▶ TASK TO COMPLETE
Could you print all the entries exactly?

Raw records:
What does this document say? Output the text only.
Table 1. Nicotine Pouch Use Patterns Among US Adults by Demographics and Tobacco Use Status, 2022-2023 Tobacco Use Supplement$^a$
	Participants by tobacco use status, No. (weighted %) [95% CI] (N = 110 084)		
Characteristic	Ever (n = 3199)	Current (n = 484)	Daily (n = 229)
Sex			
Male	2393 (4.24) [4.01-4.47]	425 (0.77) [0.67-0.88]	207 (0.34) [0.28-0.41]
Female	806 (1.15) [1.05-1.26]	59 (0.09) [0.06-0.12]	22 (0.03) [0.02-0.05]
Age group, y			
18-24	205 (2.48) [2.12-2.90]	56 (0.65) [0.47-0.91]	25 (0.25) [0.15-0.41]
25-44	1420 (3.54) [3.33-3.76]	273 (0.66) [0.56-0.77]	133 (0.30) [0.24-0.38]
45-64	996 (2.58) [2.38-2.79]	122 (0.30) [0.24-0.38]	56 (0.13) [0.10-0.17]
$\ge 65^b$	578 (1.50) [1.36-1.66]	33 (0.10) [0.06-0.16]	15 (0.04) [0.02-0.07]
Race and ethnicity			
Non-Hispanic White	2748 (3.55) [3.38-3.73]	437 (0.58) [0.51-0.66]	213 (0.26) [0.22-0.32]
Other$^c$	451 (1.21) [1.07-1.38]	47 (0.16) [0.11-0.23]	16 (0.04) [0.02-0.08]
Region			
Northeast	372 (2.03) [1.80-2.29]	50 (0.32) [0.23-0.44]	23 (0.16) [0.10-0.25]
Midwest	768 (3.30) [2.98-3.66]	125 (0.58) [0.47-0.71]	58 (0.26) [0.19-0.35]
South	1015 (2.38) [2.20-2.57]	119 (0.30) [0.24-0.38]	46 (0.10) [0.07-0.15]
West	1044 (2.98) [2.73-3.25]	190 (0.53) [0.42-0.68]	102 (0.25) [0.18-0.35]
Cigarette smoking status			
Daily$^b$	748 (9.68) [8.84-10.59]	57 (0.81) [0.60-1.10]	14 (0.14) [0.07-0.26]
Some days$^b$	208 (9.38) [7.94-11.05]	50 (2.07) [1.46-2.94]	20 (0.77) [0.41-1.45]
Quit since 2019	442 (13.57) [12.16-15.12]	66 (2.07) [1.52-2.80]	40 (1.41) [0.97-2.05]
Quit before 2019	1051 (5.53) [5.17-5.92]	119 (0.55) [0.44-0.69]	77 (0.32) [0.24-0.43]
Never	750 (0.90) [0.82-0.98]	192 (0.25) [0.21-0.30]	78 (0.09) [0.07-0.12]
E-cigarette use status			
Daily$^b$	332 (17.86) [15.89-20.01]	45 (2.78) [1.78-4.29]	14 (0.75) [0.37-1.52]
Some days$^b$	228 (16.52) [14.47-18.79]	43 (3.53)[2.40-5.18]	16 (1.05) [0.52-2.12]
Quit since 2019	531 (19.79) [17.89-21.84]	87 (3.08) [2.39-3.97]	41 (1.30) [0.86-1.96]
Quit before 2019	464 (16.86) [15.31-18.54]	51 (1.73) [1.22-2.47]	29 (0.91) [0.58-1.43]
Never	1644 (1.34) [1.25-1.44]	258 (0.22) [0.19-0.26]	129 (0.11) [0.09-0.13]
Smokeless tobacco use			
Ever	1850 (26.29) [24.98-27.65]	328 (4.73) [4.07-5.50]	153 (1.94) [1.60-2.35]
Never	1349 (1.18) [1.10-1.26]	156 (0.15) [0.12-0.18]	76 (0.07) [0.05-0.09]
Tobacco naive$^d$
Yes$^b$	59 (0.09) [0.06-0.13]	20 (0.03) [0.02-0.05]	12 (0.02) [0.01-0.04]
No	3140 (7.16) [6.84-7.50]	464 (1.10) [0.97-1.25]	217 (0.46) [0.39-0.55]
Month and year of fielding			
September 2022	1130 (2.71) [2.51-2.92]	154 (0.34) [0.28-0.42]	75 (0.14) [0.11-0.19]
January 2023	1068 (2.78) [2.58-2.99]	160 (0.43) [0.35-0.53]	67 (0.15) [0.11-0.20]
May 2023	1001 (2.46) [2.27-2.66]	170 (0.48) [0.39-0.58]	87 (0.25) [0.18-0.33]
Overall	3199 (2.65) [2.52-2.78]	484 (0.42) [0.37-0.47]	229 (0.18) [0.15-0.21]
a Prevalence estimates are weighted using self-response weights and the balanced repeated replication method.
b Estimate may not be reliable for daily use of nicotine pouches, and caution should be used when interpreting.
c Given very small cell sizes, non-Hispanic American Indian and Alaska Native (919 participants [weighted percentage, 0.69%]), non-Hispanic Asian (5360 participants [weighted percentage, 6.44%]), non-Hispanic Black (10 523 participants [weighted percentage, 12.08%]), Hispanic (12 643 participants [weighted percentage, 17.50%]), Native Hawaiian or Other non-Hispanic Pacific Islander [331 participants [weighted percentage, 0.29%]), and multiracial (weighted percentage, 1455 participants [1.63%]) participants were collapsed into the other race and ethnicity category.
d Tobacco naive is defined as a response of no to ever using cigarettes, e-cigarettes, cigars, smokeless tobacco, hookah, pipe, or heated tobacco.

▶ REPLY
What does this document say? Output the text only.
Table 1. Nicotine Pouch Use Patterns Among US Adults by Demographics and Tobacco Use Status, 2022-2023 Tobacco Use Supplement$^a$
	Participants by tobacco use status, No. (weighted %) [95% CI] (N = 110 084)		
Characteristic	Ever (n = 3199)	Current (n = 484)	Daily (n = 229)
Sex			
Male	2393 (4.24) [4.01-4.47]	425 (0.77) [0.67-0.88]	207 (0.34) [0.28-0.41]
Female	806 (1.15) [1.05-1.26]	59 (0.09) [0.06-0.12]	22 (0.03) [0.02-0.05]
Age group, y			
18-24	205 (2.48) [2.12-2.90]	56 (0.65) [0.47-0.91]	25 (0.25) [0.15-0.41]
25-44	1420 (3.54) [3.33-3.76]	273 (0.66) [0.56-0.77]	133 (0.30) [0.24-0.38]
45-64	996 (2.58) [2.38-2.79]	122 (0.30) [0.24-0.38]	56 (0.13) [0.10-0.17]
$\ge 65^b$	578 (1.50) [1.36-1.66]	33 (0.10) [0.06-0.16]	15 (0.04) [0.02-0.07]
Race and ethnicity			
Non-Hispanic White	2748 (3.55) [3.38-3.73]	437 (0.58) [0.51-0.66]	213 (0.26) [0.22-0.32]
Other$^c$	451 (1.21) [1.07-1.38]	47 (0.16) [0.11-0.23]	16 (0.04) [0.02-0.08]
Region			
Northeast	372 (2.03) [1.80-2.29]	50 (0.32) [0.23-0.44]	23 (0.16) [0.10-0.25]
Midwest	768 (3.30) [2.98-3.66]	125 (0.58) [0.47-0.71]	58 (0.26) [0.19-0.35]
South	1015 (2.38) [2.20-2.57]	119 (0.30) [0.24-0.38]	46 (0.10) [0.07-0.15]
West	1044 (2.98) [2.73-3.25]	190 (0.53) [0.42-0.68]	102 (0.25) [0.18-0.35]
Cigarette smoking status			
Daily$^b$	748 (9.68) [8.84-10.59]	57 (0.81) [0.60-1.10]	14 (0.14) [0.07-0.26]
Some days$^b$	208 (9.38) [7.94-11.05]	50 (2.07) [1.46-2.94]	20 (0.77) [0.41-1.45]
Quit since 2019	442 (13.57) [12.16-15.12]	66 (2.07) [1.52-2.80]	40 (1.41) [0.97-2.05]
Quit before 2019	1051 (5.53) [5.17-5.92]	119 (0.55) [0.44-0.69]	77 (0.32) [0.24-0.43]
Never	750 (0.90) [0.82-0.98]	192 (0.25) [0.21-0.30]	78 (0.09) [0.07-0.12]
E-cigarette use status			
Daily$^b$	332 (17.86) [15.89-20.01]	45 (2.78) [1.78-4.29]	14 (0.75) [0.37-1.52]
Some days$^b$	228 (16.52) [14.47-18.79]	43 (3.53)[2.40-5.18]	16 (1.05) [0.52-2.12]
Quit since 2019	531 (19.79) [17.89-21.84]	87 (3.08) [2.39-3.97]	41 (1.30) [0.86-1.96]
Quit before 2019	464 (16.86) [15.31-18.54]	51 (1.73) [1.22-2.47]	29 (0.91) [0.58-1.43]
Never	1644 (1.34) [1.25-1.44]	258 (0.22) [0.19-0.26]	129 (0.11) [0.09-0.13]
Smokeless tobacco use			
Ever	1850 (26.29) [24.98-27.65]	328 (4.73) [4.07-5.50]	153 (1.94) [1.60-2.35]
Never	1349 (1.18) [1.10-1.26]	156 (0.15) [0.12-0.18]	76 (0.07) [0.05-0.09]
Tobacco naive$^d$
Yes$^b$	59 (0.09) [0.06-0.13]	20 (0.03) [0.02-0.05]	12 (0.02) [0.01-0.04]
No	3140 (7.16) [6.84-7.50]	464 (1.10) [0.97-1.25]	217 (0.46) [0.39-0.55]
Month and year of fielding			
September 2022	1130 (2.71) [2.51-2.92]	154 (0.34) [0.28-0.42]	75 (0.14) [0.11-0.19]
January 2023	1068 (2.78) [2.58-2.99]	160 (0.43) [0.35-0.53]	67 (0.15) [0.11-0.20]
May 2023	1001 (2.46) [2.27-2.66]	170 (0.48) [0.39-0.58]	87 (0.25) [0.18-0.33]
Overall	3199 (2.65) [2.52-2.78]	484 (0.42) [0.37-0.47]	229 (0.18) [0.15-0.21]
a Prevalence estimates are weighted using self-response weights and the balanced repeated replication method.
b Estimate may not be reliable for daily use of nicotine pouches, and caution should be used when interpreting.
c Given very small cell sizes, non-Hispanic American Indian and Alaska Native (919 participants [weighted percentage, 0.69%]), non-Hispanic Asian (5360 participants [weighted percentage, 6.44%]), non-Hispanic Black (10 523 participants [weighted percentage, 12.08%]), Hispanic (12 643 participants [weighted percentage, 17.50%]), Native Hawaiian or Other non-Hispanic Pacific Islander [331 participants [weighted percentage, 0.29%]), and multiracial (weighted percentage, 1455 participants [1.63%]) participants were collapsed into the other race and ethnicity category.
d Tobacco naive is defined as a response of no to ever using cigarettes, e-cigarettes, cigars, smokeless tobacco, hookah, pipe, or heated tobacco.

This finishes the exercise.